> _WHAT NEEDS TO BE DONE_
Find each line containing the string "Untreated". Copy it.

> _THE INPUT_
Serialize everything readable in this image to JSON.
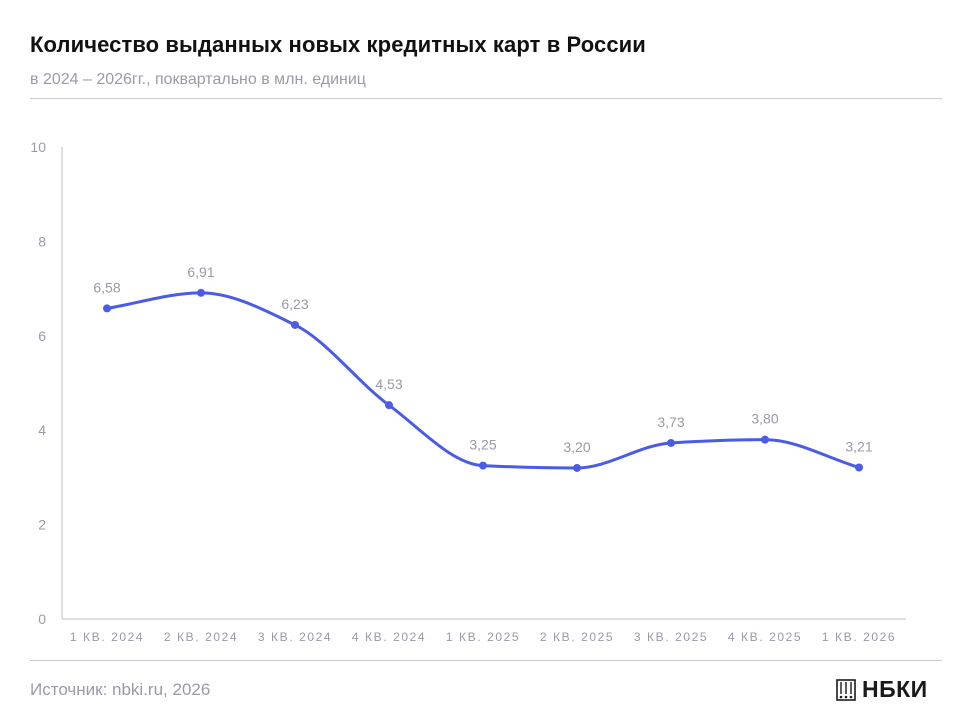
{
  "header": {
    "title": "Количество выданных новых кредитных карт в России",
    "subtitle": "в 2024 – 2026гг., поквартально в млн. единиц"
  },
  "footer": {
    "source": "Источник: nbki.ru, 2026",
    "logo_text": "НБКИ"
  },
  "colors": {
    "line": "#4a5be6",
    "axis": "#bfc2cc",
    "labels": "#9a9aa8"
  },
  "chart_data": {
    "type": "line",
    "categories": [
      "1 кв. 2024",
      "2 кв. 2024",
      "3 кв. 2024",
      "4 кв. 2024",
      "1 кв. 2025",
      "2 кв. 2025",
      "3 кв. 2025",
      "4 кв. 2025",
      "1 кв. 2026"
    ],
    "series": [
      {
        "values": [
          6.58,
          6.91,
          6.23,
          4.53,
          3.25,
          3.2,
          3.73,
          3.8,
          3.21
        ]
      }
    ],
    "data_labels": [
      "6,58",
      "6,91",
      "6,23",
      "4,53",
      "3,25",
      "3,20",
      "3,73",
      "3,80",
      "3,21"
    ],
    "y_ticks": [
      "0",
      "2",
      "4",
      "6",
      "8",
      "10"
    ],
    "ylim": [
      0,
      10
    ],
    "grid": false,
    "smooth": true
  }
}
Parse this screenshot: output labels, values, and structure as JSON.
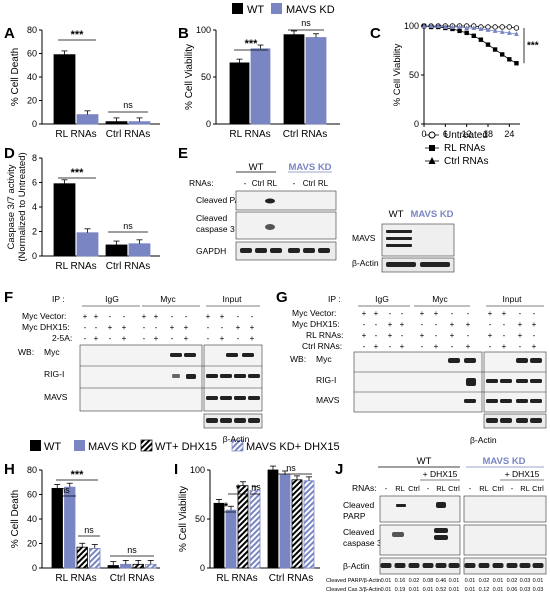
{
  "colors": {
    "wt": "#000000",
    "kd": "#7a86c4",
    "kd_text": "#7a86c4",
    "sig": "#000000"
  },
  "legend_top": {
    "wt": "WT",
    "kd": "MAVS KD"
  },
  "legend_bottom": {
    "wt": "WT",
    "kd": "MAVS KD",
    "wt_dhx": "WT+ DHX15",
    "kd_dhx": "MAVS KD+ DHX15"
  },
  "panels": {
    "A": "A",
    "B": "B",
    "C": "C",
    "D": "D",
    "E": "E",
    "F": "F",
    "G": "G",
    "H": "H",
    "I": "I",
    "J": "J"
  },
  "chart_data": [
    {
      "panel": "A",
      "type": "bar",
      "ylabel": "% Cell Death",
      "ylim": [
        0,
        80
      ],
      "yticks": [
        "0",
        "20",
        "40",
        "60",
        "80"
      ],
      "categories": [
        "RL RNAs",
        "Ctrl RNAs"
      ],
      "series": [
        {
          "name": "WT",
          "values": [
            59,
            2
          ]
        },
        {
          "name": "MAVS KD",
          "values": [
            8,
            2
          ]
        }
      ],
      "annotations": [
        "***",
        "ns"
      ]
    },
    {
      "panel": "B",
      "type": "bar",
      "ylabel": "% Cell Viability",
      "ylim": [
        0,
        100
      ],
      "yticks": [
        "0",
        "50",
        "100"
      ],
      "categories": [
        "RL RNAs",
        "Ctrl RNAs"
      ],
      "series": [
        {
          "name": "WT",
          "values": [
            65,
            95
          ]
        },
        {
          "name": "MAVS KD",
          "values": [
            80,
            92
          ]
        }
      ],
      "annotations": [
        "***",
        "ns"
      ]
    },
    {
      "panel": "C",
      "type": "line",
      "ylabel": "% Cell Viability",
      "ylim": [
        0,
        100
      ],
      "yticks": [
        "0",
        "50",
        "100"
      ],
      "x": [
        0,
        2,
        4,
        6,
        8,
        10,
        12,
        14,
        16,
        18,
        20,
        22,
        24,
        26
      ],
      "xticks": [
        "0",
        "6",
        "12",
        "18",
        "24"
      ],
      "series": [
        {
          "name": "Untreated",
          "marker": "circle",
          "values": [
            100,
            100,
            100,
            100,
            100,
            100,
            100,
            100,
            99,
            99,
            99,
            99,
            99,
            98
          ]
        },
        {
          "name": "RL RNAs",
          "marker": "square",
          "values": [
            100,
            99,
            99,
            98,
            97,
            95,
            93,
            90,
            86,
            81,
            76,
            71,
            66,
            62
          ]
        },
        {
          "name": "Ctrl RNAs",
          "marker": "triangle",
          "values": [
            100,
            100,
            100,
            99,
            99,
            99,
            98,
            98,
            97,
            96,
            95,
            94,
            93,
            92
          ]
        }
      ],
      "annotations": [
        "***"
      ]
    },
    {
      "panel": "D",
      "type": "bar",
      "ylabel": "Caspase 3/7 activity",
      "ylabel2": "(Normalized to Untreated)",
      "ylim": [
        0,
        8
      ],
      "yticks": [
        "0",
        "2",
        "4",
        "6",
        "8"
      ],
      "categories": [
        "RL RNAs",
        "Ctrl RNAs"
      ],
      "series": [
        {
          "name": "WT",
          "values": [
            5.9,
            0.9
          ]
        },
        {
          "name": "MAVS KD",
          "values": [
            1.9,
            1.0
          ]
        }
      ],
      "annotations": [
        "***",
        "ns"
      ]
    },
    {
      "panel": "H",
      "type": "bar",
      "ylabel": "% Cell Death",
      "ylim": [
        0,
        80
      ],
      "yticks": [
        "0",
        "20",
        "40",
        "60",
        "80"
      ],
      "categories": [
        "RL RNAs",
        "Ctrl RNAs"
      ],
      "series": [
        {
          "name": "WT",
          "values": [
            65,
            2
          ]
        },
        {
          "name": "MAVS KD",
          "values": [
            66,
            3
          ]
        },
        {
          "name": "WT+ DHX15",
          "values": [
            17,
            3
          ]
        },
        {
          "name": "MAVS KD+ DHX15",
          "values": [
            16,
            3
          ]
        }
      ],
      "annotations": [
        "***",
        "ns",
        "ns",
        "ns"
      ]
    },
    {
      "panel": "I",
      "type": "bar",
      "ylabel": "% Cell Viability",
      "ylim": [
        0,
        100
      ],
      "yticks": [
        "0",
        "50",
        "100"
      ],
      "categories": [
        "RL RNAs",
        "Ctrl RNAs"
      ],
      "series": [
        {
          "name": "WT",
          "values": [
            66,
            100
          ]
        },
        {
          "name": "MAVS KD",
          "values": [
            59,
            95
          ]
        },
        {
          "name": "WT+ DHX15",
          "values": [
            84,
            90
          ]
        },
        {
          "name": "MAVS KD+ DHX15",
          "values": [
            79,
            89
          ]
        }
      ],
      "annotations": [
        "*",
        "*",
        "ns",
        "ns"
      ]
    }
  ],
  "blotE": {
    "wt": "WT",
    "kd": "MAVS KD",
    "rnas": "RNAs:",
    "lanes": [
      "-",
      "Ctrl",
      "RL",
      "-",
      "Ctrl",
      "RL"
    ],
    "rows": [
      "Cleaved PARP",
      "Cleaved",
      "caspase 3",
      "GAPDH"
    ],
    "side_wt": "WT",
    "side_kd": "MAVS KD",
    "side_rows": [
      "MAVS",
      "β-Actin"
    ]
  },
  "blotF": {
    "ip": "IP :",
    "groups": [
      "IgG",
      "Myc",
      "Input"
    ],
    "conds": [
      "Myc Vector:",
      "Myc DHX15:",
      "2-5A:"
    ],
    "wb": "WB:",
    "rows": [
      "Myc",
      "RIG-I",
      "MAVS"
    ],
    "actin": "β-Actin",
    "vector": [
      "+",
      "+",
      "-",
      "-",
      "+",
      "+",
      "-",
      "-",
      "+",
      "+",
      "-",
      "-"
    ],
    "dhx": [
      "-",
      "-",
      "+",
      "+",
      "-",
      "-",
      "+",
      "+",
      "-",
      "-",
      "+",
      "+"
    ],
    "ab": [
      "-",
      "+",
      "-",
      "+",
      "-",
      "+",
      "-",
      "+",
      "-",
      "+",
      "-",
      "+"
    ]
  },
  "blotG": {
    "ip": "IP :",
    "groups": [
      "IgG",
      "Myc",
      "Input"
    ],
    "conds": [
      "Myc Vector:",
      "Myc DHX15:",
      "RL RNAs:",
      "Ctrl RNAs:"
    ],
    "wb": "WB:",
    "rows": [
      "Myc",
      "RIG-I",
      "MAVS"
    ],
    "actin": "β-Actin",
    "vector": [
      "+",
      "+",
      "-",
      "-",
      "+",
      "+",
      "-",
      "-",
      "+",
      "+",
      "-",
      "-"
    ],
    "dhx": [
      "-",
      "-",
      "+",
      "+",
      "-",
      "-",
      "+",
      "+",
      "-",
      "-",
      "+",
      "+"
    ],
    "rl": [
      "+",
      "-",
      "+",
      "-",
      "+",
      "-",
      "+",
      "-",
      "+",
      "-",
      "+",
      "-"
    ],
    "ctrl": [
      "-",
      "+",
      "-",
      "+",
      "-",
      "+",
      "-",
      "+",
      "-",
      "+",
      "-",
      "+"
    ]
  },
  "blotJ": {
    "wt": "WT",
    "kd": "MAVS KD",
    "dhx": "+ DHX15",
    "rnas": "RNAs:",
    "lanes": [
      "-",
      "RL",
      "Ctrl",
      "-",
      "RL",
      "Ctrl",
      "-",
      "RL",
      "Ctrl",
      "-",
      "RL",
      "Ctrl"
    ],
    "rows": [
      "Cleaved",
      "PARP",
      "Cleaved",
      "caspase 3",
      "β-Actin"
    ],
    "q1_label": "Cleaved PARP/β-Actin",
    "q1": [
      "0.01",
      "0.16",
      "0.02",
      "0.08",
      "0.46",
      "0.01",
      "0.01",
      "0.02",
      "0.01",
      "0.02",
      "0.03",
      "0.01"
    ],
    "q2_label": "Cleaved Cas 3/β-Actin",
    "q2": [
      "0.01",
      "0.19",
      "0.01",
      "0.01",
      "0.52",
      "0.01",
      "0.01",
      "0.12",
      "0.01",
      "0.06",
      "0.03",
      "0.03"
    ]
  }
}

> _TASK RESPONSE_
          "name": "Untreated",
      "ylabel2": "(Normalized to Untreated)",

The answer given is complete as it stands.